==== Page extract

On Tue, 14 Oct 1997, Leonid Pauzner wrote:

> > > Klaus,
> > >
> > > I just tested ac81 for DOS, there are several chartrans problems found.
> > > They are not new, but now "time".
> >
> > (What do you mean by 'now "time"' ?)
> time for drink...

Your messages get more and more mysterious... :)

> > > 1) if I fill up the input form from keyboard
> > > few characters in cyrillic not displayed properly (cp866 keyb&display):
> > > cyrillic small "p" replaced by "/"
                                     ^^^
> > > cyrillic small "a" replaced by space
> > > cyrillic caps "Che" replaced by nothing
> > > cyrillic caps "yer~I" override the next coming character
> >
> > I'll look into those, but please give more info: what was the charset of
> > the document you were looking at?  was it explicit (META etc.) or
> > "assumed"?  A local file?  Try to give all the relevant settings.
> > Also if it's on the web give a URL; even if you see the problem
> 
> 
> URL:
> http://www.nagual.pp.ru/~ache/form.html
> document charset koi8-r, four letters above
> in cp866 have codes E0, A0, 97, 9B in HEX respectively.

Ok.  A0, 97, and 9B are accounted for in 2.7.1ac-0.82.
9B (CSI) and 97 (an AIX key) were being treates as control
chars, this is now disabled IF the display character set seems
to indicated that those are valid character codes.
(So AIX users, and users of VTxxx's which send 8-bit controls
better get their display character set right...)
A0 was being entered, just not displayed, this should work right
now.  I could not reproduce your problem with E0.  That may be
something specific to the DOS/Windows problems.  Somebody else
needs to look at that.  I note the following section in LYgetch()

#ifdef DOSPATH
        if (c == 0) c = '/';
        if (c > 255) {      /* handle raw dos keys */
                switch (c)
     ...

But I don't know whether that has anything to do with it.

 ...
> > > 3) if I "print" the html source to local file,
> > > it saves in "current display charset",
> > > but META charset (if exist on the page) not changed.
> > > Therefore later I got messed up html file.
> >
> > Yes.  You have to change it by hand.
> > Of course if people would specify the charset in the HTTP header where it
> > belongs, instead of a META tag which is just a hack, this problem wouldn't
> > occur in this form...
> >
> > I have an idea how do work around that.  It probably won't be perfect.
> >
> > It's just a fact of life that, if you copy a HTML document to your local
> > disk, not everything will work as in the original context.  Especially
> > if you use 'P' instead of 'D'.  Another thing that needs adjustment after
> 
> "P" print the current document, while "D" the current link.
> So you should return to the previous document which point out to the current.
> But if the current is first and even have not an up link ?

The standard trick is  '<-' (HISTORY), 'D'.

> May be it is better just to remove line with META charset
> from the printed output, but still show it on screen as now.

More hidden manipulation of documents the user may not be aware of,
which may fail; -- I don't like it.

========

Written request A:
Repeat word for word the rows that open with the line containing "List UI elements" and close with the line containing "- tab-menu-caret-icon[interactable]: ▼: [1193, 939, 1201, 948]".
The rows below have no connection to the message above.

==== Information given

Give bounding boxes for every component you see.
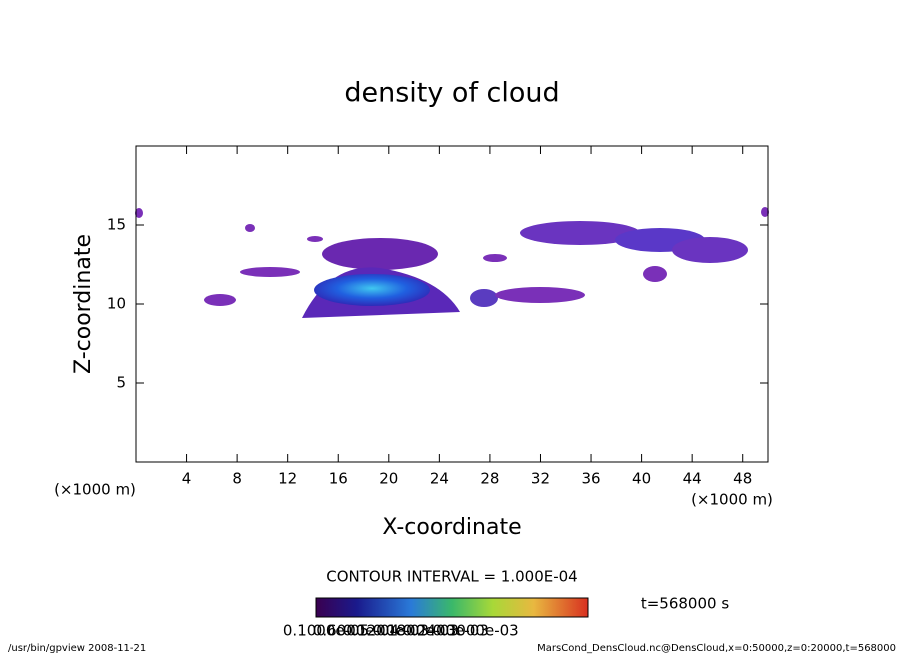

========
==== Information given

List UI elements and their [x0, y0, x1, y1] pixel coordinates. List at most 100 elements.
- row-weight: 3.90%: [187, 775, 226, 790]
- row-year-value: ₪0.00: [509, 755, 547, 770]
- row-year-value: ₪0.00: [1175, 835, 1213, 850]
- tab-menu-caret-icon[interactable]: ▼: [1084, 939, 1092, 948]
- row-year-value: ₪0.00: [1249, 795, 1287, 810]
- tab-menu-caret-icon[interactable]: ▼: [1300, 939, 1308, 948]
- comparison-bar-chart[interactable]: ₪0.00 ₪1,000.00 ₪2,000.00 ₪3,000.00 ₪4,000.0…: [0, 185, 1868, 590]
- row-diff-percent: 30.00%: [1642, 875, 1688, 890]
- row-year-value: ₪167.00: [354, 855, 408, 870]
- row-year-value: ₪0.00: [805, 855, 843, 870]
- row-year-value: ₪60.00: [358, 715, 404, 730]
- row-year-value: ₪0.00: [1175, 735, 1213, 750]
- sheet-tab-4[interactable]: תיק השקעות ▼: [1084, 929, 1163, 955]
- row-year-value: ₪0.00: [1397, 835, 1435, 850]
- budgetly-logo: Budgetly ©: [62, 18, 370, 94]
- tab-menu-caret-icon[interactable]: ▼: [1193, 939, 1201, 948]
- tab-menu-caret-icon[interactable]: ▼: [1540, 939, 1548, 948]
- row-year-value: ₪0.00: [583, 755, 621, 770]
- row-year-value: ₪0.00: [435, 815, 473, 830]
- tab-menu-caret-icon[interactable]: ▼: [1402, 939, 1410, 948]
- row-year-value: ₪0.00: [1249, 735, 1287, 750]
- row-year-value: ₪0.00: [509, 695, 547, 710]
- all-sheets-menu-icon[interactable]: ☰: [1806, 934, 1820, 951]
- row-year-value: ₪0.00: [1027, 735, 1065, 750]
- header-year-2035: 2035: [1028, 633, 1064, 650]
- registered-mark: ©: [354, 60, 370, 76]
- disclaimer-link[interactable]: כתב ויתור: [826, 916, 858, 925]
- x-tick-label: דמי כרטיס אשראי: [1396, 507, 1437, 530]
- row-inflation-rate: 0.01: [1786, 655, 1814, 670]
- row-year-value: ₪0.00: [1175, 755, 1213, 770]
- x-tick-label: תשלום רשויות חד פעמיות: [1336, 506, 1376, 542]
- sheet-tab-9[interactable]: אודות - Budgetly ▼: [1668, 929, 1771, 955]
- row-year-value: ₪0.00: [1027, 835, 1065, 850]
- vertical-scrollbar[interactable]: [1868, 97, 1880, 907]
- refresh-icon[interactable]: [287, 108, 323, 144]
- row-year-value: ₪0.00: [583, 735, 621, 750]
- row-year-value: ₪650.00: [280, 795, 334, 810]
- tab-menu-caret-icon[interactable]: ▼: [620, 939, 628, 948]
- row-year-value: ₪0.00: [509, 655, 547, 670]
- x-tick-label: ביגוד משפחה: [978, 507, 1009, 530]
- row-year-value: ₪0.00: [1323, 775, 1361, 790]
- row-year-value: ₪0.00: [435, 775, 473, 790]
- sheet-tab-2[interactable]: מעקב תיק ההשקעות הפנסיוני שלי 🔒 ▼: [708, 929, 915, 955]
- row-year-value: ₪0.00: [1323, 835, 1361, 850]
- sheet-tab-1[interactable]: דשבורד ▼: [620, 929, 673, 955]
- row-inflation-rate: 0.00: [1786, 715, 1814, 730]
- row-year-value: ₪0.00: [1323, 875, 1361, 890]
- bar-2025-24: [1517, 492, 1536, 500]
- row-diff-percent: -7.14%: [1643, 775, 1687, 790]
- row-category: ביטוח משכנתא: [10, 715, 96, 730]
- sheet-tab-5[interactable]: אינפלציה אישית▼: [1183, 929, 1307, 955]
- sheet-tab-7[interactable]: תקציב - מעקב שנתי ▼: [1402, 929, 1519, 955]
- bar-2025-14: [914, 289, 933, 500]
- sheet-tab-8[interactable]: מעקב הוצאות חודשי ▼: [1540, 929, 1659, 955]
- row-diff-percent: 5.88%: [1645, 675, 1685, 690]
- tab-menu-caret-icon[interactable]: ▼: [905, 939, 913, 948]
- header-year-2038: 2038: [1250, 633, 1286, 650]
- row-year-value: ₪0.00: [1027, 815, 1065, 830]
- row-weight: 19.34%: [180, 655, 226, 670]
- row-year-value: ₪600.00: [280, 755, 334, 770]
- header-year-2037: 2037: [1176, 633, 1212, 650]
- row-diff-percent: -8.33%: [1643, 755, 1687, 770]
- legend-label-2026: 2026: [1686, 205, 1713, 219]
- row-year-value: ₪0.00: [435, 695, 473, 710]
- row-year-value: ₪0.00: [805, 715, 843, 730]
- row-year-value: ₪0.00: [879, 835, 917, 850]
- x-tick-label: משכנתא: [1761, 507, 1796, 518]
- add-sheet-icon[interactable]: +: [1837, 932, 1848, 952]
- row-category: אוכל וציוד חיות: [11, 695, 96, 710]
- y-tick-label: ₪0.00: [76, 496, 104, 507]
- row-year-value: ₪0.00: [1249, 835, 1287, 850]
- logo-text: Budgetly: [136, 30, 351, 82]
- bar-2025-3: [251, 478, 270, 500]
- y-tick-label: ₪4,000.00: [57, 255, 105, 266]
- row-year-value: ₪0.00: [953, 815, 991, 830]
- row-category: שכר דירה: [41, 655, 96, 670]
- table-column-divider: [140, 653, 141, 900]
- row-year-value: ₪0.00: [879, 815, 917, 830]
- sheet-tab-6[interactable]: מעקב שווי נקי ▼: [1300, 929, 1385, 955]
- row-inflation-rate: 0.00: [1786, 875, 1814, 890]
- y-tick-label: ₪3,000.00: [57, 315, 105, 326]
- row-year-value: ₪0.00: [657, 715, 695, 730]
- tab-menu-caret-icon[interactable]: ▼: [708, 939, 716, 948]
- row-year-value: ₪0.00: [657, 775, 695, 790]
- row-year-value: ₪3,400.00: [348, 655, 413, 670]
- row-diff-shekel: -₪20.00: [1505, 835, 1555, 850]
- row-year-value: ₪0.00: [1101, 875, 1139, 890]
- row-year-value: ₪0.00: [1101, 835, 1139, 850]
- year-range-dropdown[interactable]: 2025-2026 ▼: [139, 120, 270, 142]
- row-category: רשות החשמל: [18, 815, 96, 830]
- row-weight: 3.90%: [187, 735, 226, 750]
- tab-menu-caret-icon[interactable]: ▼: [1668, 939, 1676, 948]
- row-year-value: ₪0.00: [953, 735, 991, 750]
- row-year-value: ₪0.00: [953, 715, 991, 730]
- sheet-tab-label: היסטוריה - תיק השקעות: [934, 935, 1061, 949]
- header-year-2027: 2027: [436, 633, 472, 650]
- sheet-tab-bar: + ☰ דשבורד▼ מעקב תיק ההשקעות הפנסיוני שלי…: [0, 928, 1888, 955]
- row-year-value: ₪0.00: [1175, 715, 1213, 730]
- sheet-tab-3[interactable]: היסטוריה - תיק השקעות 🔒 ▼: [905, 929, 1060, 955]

========
==== Information given

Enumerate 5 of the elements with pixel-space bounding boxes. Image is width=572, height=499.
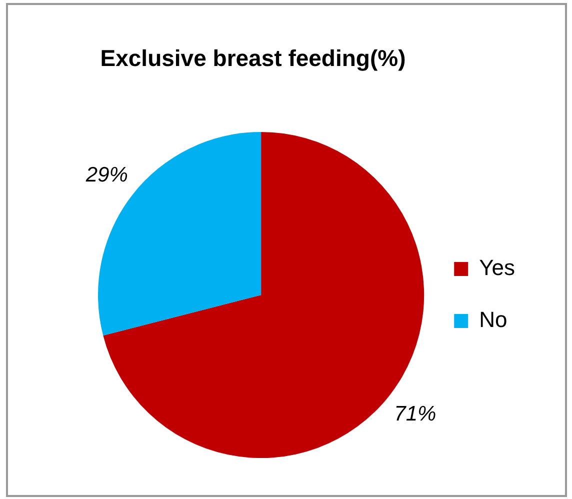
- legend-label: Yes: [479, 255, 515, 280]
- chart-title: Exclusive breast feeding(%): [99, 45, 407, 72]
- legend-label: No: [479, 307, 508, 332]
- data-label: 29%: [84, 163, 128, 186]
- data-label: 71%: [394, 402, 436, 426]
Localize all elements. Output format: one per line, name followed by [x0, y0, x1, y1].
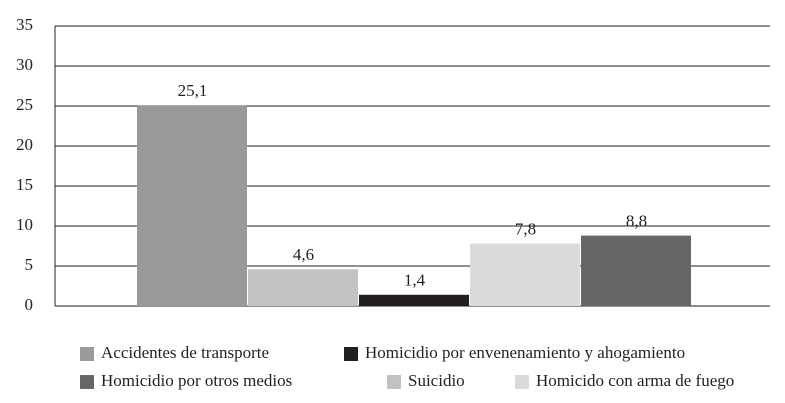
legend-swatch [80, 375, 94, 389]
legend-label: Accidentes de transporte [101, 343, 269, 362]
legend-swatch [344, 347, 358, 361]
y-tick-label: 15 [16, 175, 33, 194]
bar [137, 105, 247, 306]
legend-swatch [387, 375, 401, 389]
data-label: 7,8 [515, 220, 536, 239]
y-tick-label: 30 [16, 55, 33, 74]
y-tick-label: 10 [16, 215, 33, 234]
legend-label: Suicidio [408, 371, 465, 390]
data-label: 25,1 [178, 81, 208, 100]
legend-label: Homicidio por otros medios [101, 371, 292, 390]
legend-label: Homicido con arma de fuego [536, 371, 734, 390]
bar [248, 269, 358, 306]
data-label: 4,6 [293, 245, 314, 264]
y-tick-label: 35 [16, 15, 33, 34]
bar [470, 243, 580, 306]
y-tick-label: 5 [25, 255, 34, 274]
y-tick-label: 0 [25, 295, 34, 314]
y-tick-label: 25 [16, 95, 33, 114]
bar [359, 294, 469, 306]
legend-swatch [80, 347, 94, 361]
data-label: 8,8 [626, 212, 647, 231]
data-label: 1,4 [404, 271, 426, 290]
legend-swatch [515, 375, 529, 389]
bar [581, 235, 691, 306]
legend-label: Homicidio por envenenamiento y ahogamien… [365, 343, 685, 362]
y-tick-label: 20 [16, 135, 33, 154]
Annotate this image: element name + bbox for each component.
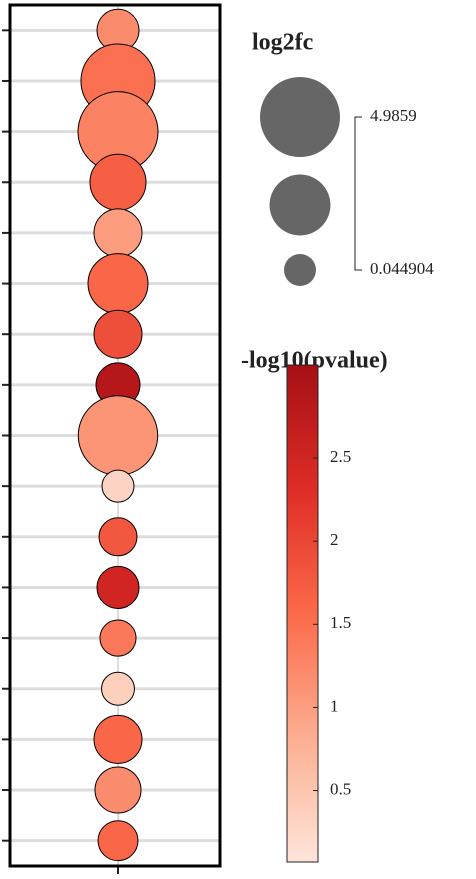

========

Written request B:
Give the part of the message that opens with the words containing "#ifdef DOSPATH" and closes with "page) not changed." again, swapping "local file" for "disk file".

Exercise response A:
List UI elements and their [x0, y0, x1, y1] pixel coordinates. List at most 100 elements.
- row-weight: 3.90%: [187, 775, 226, 790]
- row-year-value: ₪0.00: [509, 755, 547, 770]
- row-year-value: ₪0.00: [1175, 835, 1213, 850]
- tab-menu-caret-icon[interactable]: ▼: [1084, 939, 1092, 948]
- row-year-value: ₪0.00: [1249, 795, 1287, 810]
- tab-menu-caret-icon[interactable]: ▼: [1300, 939, 1308, 948]
- comparison-bar-chart[interactable]: ₪0.00 ₪1,000.00 ₪2,000.00 ₪3,000.00 ₪4,000.0…: [0, 185, 1868, 590]
- row-diff-percent: 30.00%: [1642, 875, 1688, 890]
- row-year-value: ₪167.00: [354, 855, 408, 870]
- row-year-value: ₪0.00: [805, 855, 843, 870]
- row-year-value: ₪60.00: [358, 715, 404, 730]
- row-year-value: ₪0.00: [1175, 735, 1213, 750]
- sheet-tab-4[interactable]: תיק השקעות ▼: [1084, 929, 1163, 955]
- row-year-value: ₪0.00: [1397, 835, 1435, 850]
- budgetly-logo: Budgetly ©: [62, 18, 370, 94]
- tab-menu-caret-icon[interactable]: ▼: [1193, 939, 1201, 948]

Exercise response B:
#ifdef DOSPATH
        if (c == 0) c = '/';
        if (c > 255) {      /* handle raw dos keys */
                switch (c)
     ...

But I don't know whether that has anything to do with it.

 ...
> > > 3) if I "print" the html source to disk file,
> > > it saves in "current display charset",
> > > but META charset (if exist on the page) not changed.